# EXERCISE BRIEF
Copy out the data below as written; omit any images.

• • • •

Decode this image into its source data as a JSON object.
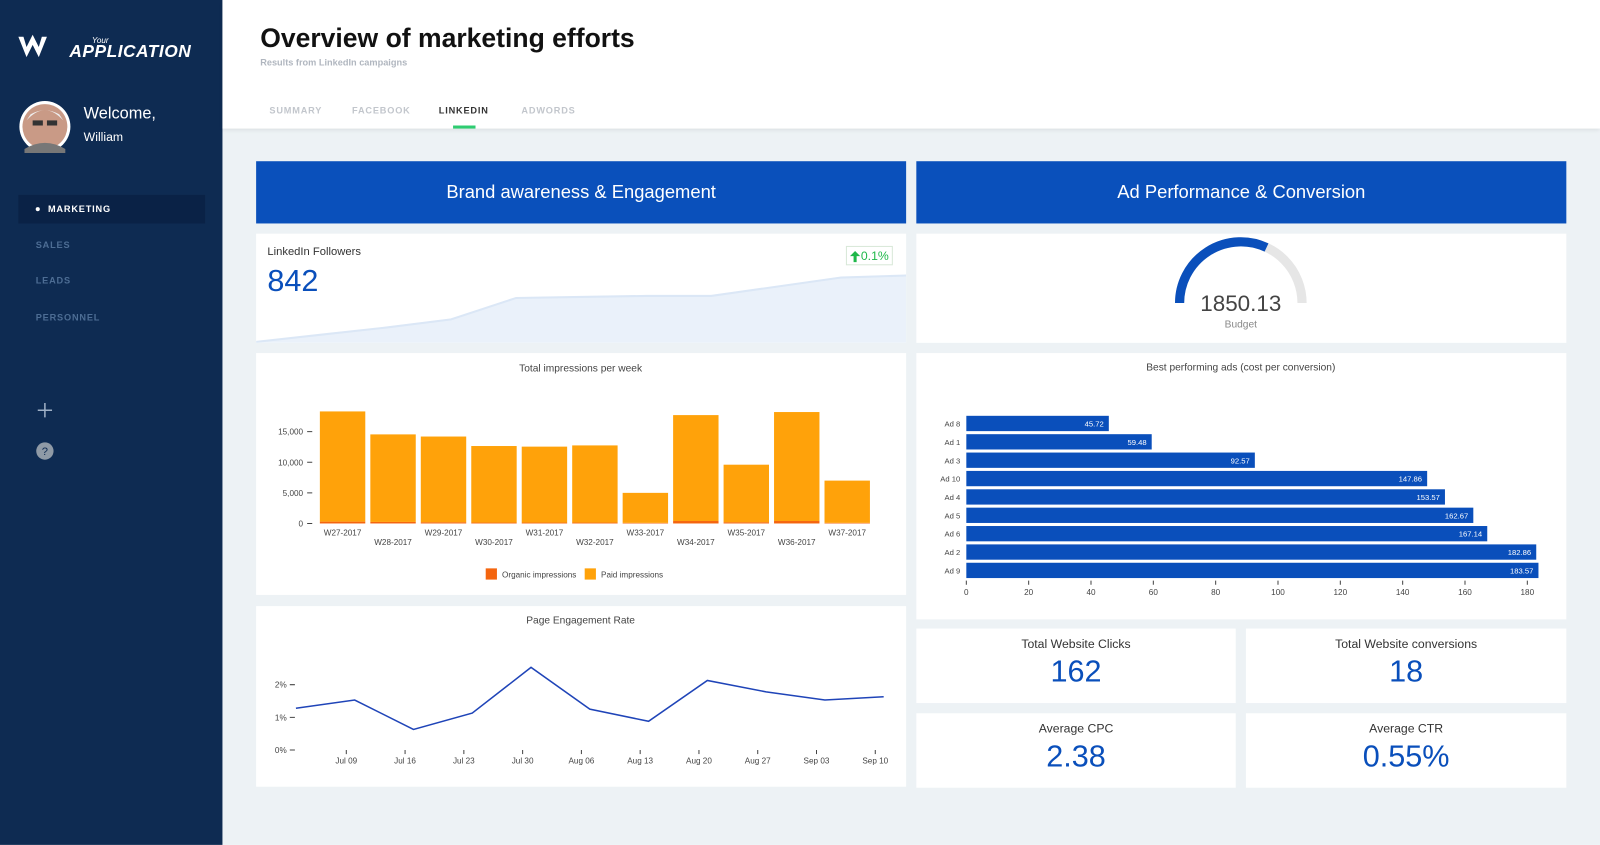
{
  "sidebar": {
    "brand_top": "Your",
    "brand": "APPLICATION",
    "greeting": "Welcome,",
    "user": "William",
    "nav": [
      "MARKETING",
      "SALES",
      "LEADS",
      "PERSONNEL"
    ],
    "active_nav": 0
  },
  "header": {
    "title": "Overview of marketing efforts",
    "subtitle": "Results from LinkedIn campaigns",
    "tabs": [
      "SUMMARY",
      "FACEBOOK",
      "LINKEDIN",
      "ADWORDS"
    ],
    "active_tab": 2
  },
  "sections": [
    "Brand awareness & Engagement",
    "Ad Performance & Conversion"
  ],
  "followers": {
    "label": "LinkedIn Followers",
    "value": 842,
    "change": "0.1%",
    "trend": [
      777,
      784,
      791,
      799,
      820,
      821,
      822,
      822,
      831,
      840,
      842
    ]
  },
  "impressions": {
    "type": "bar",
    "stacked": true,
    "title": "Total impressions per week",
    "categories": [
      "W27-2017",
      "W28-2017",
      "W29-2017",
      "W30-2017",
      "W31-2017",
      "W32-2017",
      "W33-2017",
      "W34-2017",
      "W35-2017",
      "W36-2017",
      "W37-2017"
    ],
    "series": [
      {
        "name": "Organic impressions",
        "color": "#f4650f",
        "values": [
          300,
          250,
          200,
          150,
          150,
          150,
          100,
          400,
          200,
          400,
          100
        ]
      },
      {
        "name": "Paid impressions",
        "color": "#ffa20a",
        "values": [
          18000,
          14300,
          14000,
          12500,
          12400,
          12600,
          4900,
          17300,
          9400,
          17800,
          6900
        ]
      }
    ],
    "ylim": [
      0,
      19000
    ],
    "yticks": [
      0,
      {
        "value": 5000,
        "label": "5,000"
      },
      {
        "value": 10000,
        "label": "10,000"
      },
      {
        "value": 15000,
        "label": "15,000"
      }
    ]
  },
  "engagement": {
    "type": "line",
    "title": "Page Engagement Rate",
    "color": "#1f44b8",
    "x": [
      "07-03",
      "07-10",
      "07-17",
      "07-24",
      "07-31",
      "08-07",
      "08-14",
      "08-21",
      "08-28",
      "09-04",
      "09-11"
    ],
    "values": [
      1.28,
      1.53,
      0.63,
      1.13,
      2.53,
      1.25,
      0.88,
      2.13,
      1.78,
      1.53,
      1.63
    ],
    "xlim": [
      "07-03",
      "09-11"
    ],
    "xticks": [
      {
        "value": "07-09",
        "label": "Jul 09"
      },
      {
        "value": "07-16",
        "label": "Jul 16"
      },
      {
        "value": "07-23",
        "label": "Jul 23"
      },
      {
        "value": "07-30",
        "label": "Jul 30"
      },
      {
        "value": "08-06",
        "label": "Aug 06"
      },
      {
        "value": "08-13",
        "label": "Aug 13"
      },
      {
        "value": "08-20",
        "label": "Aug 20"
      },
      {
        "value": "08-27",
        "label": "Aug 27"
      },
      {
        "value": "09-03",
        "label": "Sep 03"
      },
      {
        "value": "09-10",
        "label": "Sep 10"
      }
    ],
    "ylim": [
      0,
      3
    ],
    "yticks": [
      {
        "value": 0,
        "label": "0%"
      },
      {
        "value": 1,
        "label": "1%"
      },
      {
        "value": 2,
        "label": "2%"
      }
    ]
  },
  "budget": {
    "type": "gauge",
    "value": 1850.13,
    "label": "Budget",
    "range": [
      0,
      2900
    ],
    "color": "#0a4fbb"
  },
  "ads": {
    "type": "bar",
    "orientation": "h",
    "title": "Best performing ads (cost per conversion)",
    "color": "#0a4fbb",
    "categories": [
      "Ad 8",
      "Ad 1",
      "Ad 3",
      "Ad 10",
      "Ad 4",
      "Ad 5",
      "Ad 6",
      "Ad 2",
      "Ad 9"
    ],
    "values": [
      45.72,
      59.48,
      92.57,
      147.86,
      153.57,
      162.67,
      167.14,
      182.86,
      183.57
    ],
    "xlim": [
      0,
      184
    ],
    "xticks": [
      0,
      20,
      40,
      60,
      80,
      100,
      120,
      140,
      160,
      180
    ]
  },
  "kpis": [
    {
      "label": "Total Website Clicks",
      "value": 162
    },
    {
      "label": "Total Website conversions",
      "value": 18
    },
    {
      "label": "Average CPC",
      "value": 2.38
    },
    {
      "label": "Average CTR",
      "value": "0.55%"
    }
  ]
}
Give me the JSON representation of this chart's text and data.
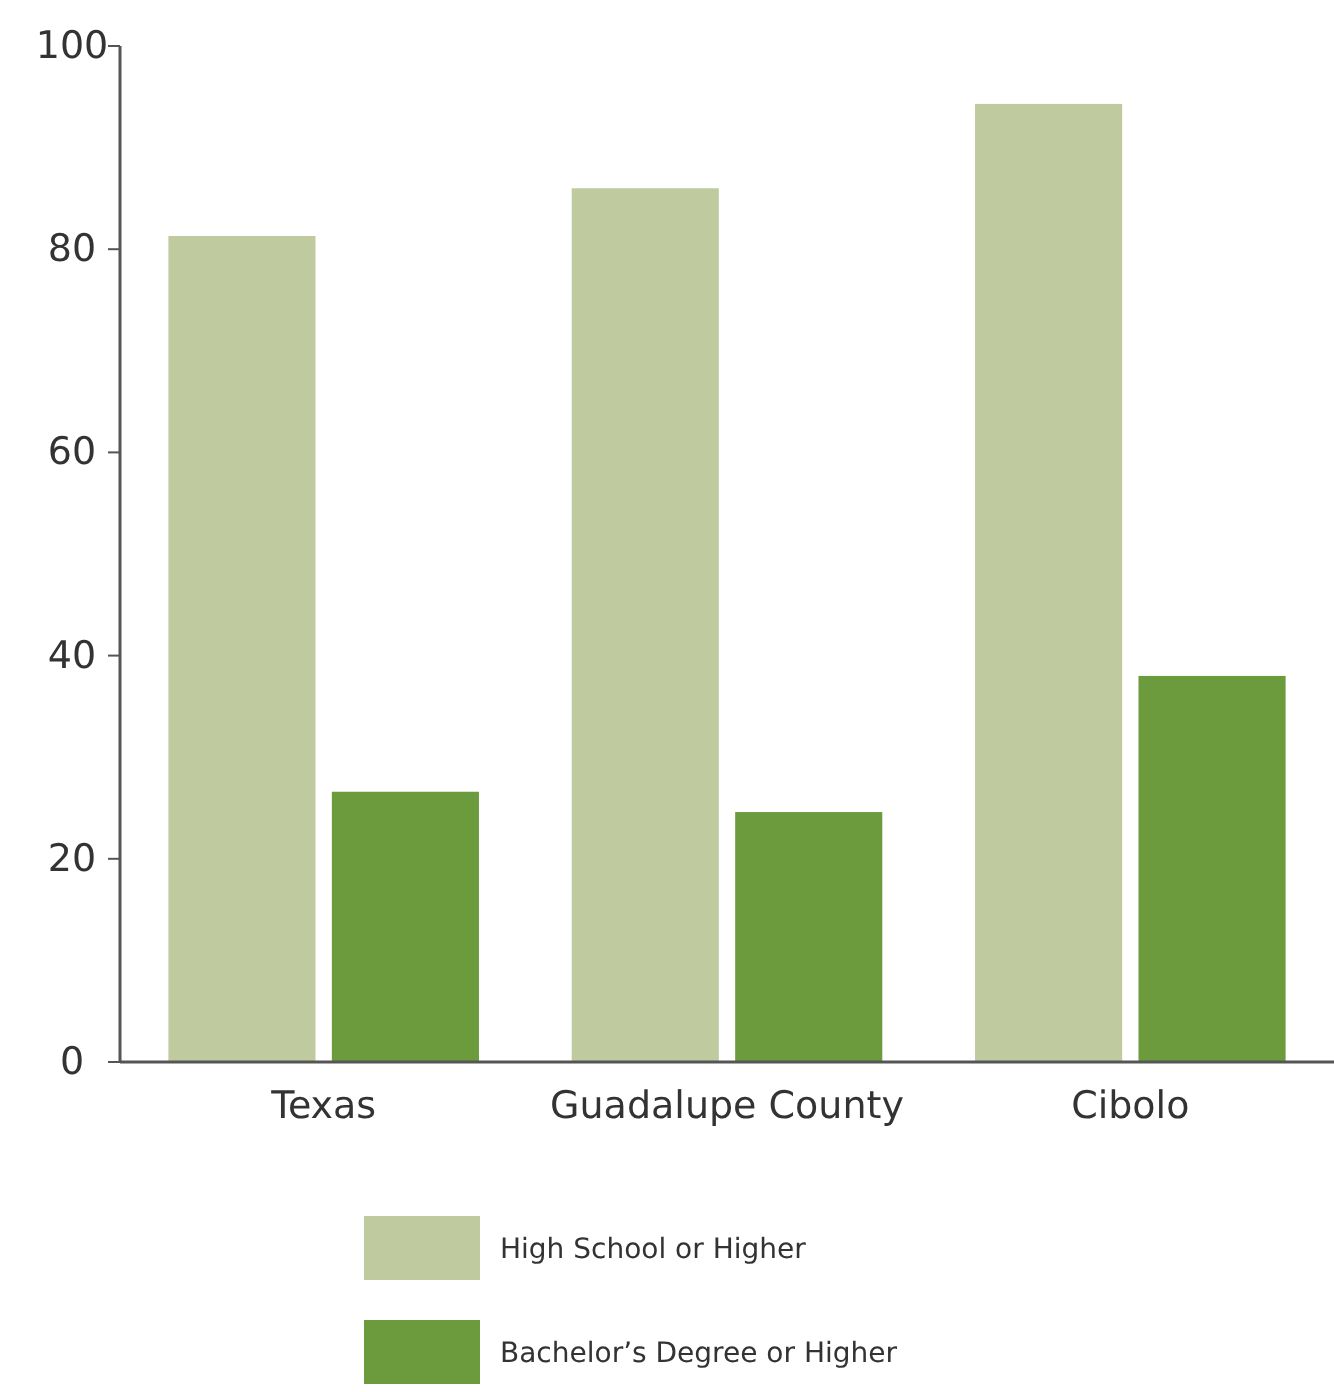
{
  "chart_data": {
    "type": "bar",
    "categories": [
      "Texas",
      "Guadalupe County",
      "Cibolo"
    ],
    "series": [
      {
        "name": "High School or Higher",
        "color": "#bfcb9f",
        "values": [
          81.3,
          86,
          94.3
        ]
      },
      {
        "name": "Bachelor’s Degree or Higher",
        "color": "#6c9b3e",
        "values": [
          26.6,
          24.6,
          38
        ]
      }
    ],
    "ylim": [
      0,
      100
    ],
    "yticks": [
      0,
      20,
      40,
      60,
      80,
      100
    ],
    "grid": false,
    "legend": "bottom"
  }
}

• • • •

# FULL SOLUTION
Decode this image into its source data as a JSON object.
{
  "sidebar": {
    "brand_top": "Your",
    "brand": "APPLICATION",
    "greeting": "Welcome,",
    "user": "William",
    "nav": [
      "MARKETING",
      "SALES",
      "LEADS",
      "PERSONNEL"
    ],
    "active_nav": 0
  },
  "header": {
    "title": "Overview of marketing efforts",
    "subtitle": "Results from LinkedIn campaigns",
    "tabs": [
      "SUMMARY",
      "FACEBOOK",
      "LINKEDIN",
      "ADWORDS"
    ],
    "active_tab": 2
  },
  "sections": [
    "Brand awareness & Engagement",
    "Ad Performance & Conversion"
  ],
  "followers": {
    "label": "LinkedIn Followers",
    "value": 842,
    "change": "0.1%",
    "trend": [
      777,
      784,
      791,
      799,
      820,
      821,
      822,
      822,
      831,
      840,
      842
    ]
  },
  "impressions": {
    "type": "bar",
    "stacked": true,
    "title": "Total impressions per week",
    "categories": [
      "W27-2017",
      "W28-2017",
      "W29-2017",
      "W30-2017",
      "W31-2017",
      "W32-2017",
      "W33-2017",
      "W34-2017",
      "W35-2017",
      "W36-2017",
      "W37-2017"
    ],
    "series": [
      {
        "name": "Organic impressions",
        "color": "#f4650f",
        "values": [
          300,
          250,
          200,
          150,
          150,
          150,
          100,
          400,
          200,
          400,
          100
        ]
      },
      {
        "name": "Paid impressions",
        "color": "#ffa20a",
        "values": [
          18000,
          14300,
          14000,
          12500,
          12400,
          12600,
          4900,
          17300,
          9400,
          17800,
          6900
        ]
      }
    ],
    "ylim": [
      0,
      19000
    ],
    "yticks": [
      0,
      {
        "value": 5000,
        "label": "5,000"
      },
      {
        "value": 10000,
        "label": "10,000"
      },
      {
        "value": 15000,
        "label": "15,000"
      }
    ]
  },
  "engagement": {
    "type": "line",
    "title": "Page Engagement Rate",
    "color": "#1f44b8",
    "x": [
      "07-03",
      "07-10",
      "07-17",
      "07-24",
      "07-31",
      "08-07",
      "08-14",
      "08-21",
      "08-28",
      "09-04",
      "09-11"
    ],
    "values": [
      1.28,
      1.53,
      0.63,
      1.13,
      2.53,
      1.25,
      0.88,
      2.13,
      1.78,
      1.53,
      1.63
    ],
    "xlim": [
      "07-03",
      "09-11"
    ],
    "xticks": [
      {
        "value": "07-09",
        "label": "Jul 09"
      },
      {
        "value": "07-16",
        "label": "Jul 16"
      },
      {
        "value": "07-23",
        "label": "Jul 23"
      },
      {
        "value": "07-30",
        "label": "Jul 30"
      },
      {
        "value": "08-06",
        "label": "Aug 06"
      },
      {
        "value": "08-13",
        "label": "Aug 13"
      },
      {
        "value": "08-20",
        "label": "Aug 20"
      },
      {
        "value": "08-27",
        "label": "Aug 27"
      },
      {
        "value": "09-03",
        "label": "Sep 03"
      },
      {
        "value": "09-10",
        "label": "Sep 10"
      }
    ],
    "ylim": [
      0,
      3
    ],
    "yticks": [
      {
        "value": 0,
        "label": "0%"
      },
      {
        "value": 1,
        "label": "1%"
      },
      {
        "value": 2,
        "label": "2%"
      }
    ]
  },
  "budget": {
    "type": "gauge",
    "value": 1850.13,
    "label": "Budget",
    "range": [
      0,
      2900
    ],
    "color": "#0a4fbb"
  },
  "ads": {
    "type": "bar",
    "orientation": "h",
    "title": "Best performing ads (cost per conversion)",
    "color": "#0a4fbb",
    "categories": [
      "Ad 8",
      "Ad 1",
      "Ad 3",
      "Ad 10",
      "Ad 4",
      "Ad 5",
      "Ad 6",
      "Ad 2",
      "Ad 9"
    ],
    "values": [
      45.72,
      59.48,
      92.57,
      147.86,
      153.57,
      162.67,
      167.14,
      182.86,
      183.57
    ],
    "xlim": [
      0,
      184
    ],
    "xticks": [
      0,
      20,
      40,
      60,
      80,
      100,
      120,
      140,
      160,
      180
    ]
  },
  "kpis": [
    {
      "label": "Total Website Clicks",
      "value": 162
    },
    {
      "label": "Total Website conversions",
      "value": 18
    },
    {
      "label": "Average CPC",
      "value": 2.38
    },
    {
      "label": "Average CTR",
      "value": "0.55%"
    }
  ]
}
Give me the JSON representation of this chart's text and data.
{
  "chart_data": {
    "type": "bar",
    "categories": [
      "Texas",
      "Guadalupe County",
      "Cibolo"
    ],
    "series": [
      {
        "name": "High School or Higher",
        "color": "#bfcb9f",
        "values": [
          81.3,
          86,
          94.3
        ]
      },
      {
        "name": "Bachelor’s Degree or Higher",
        "color": "#6c9b3e",
        "values": [
          26.6,
          24.6,
          38
        ]
      }
    ],
    "ylim": [
      0,
      100
    ],
    "yticks": [
      0,
      20,
      40,
      60,
      80,
      100
    ],
    "grid": false,
    "legend": "bottom"
  }
}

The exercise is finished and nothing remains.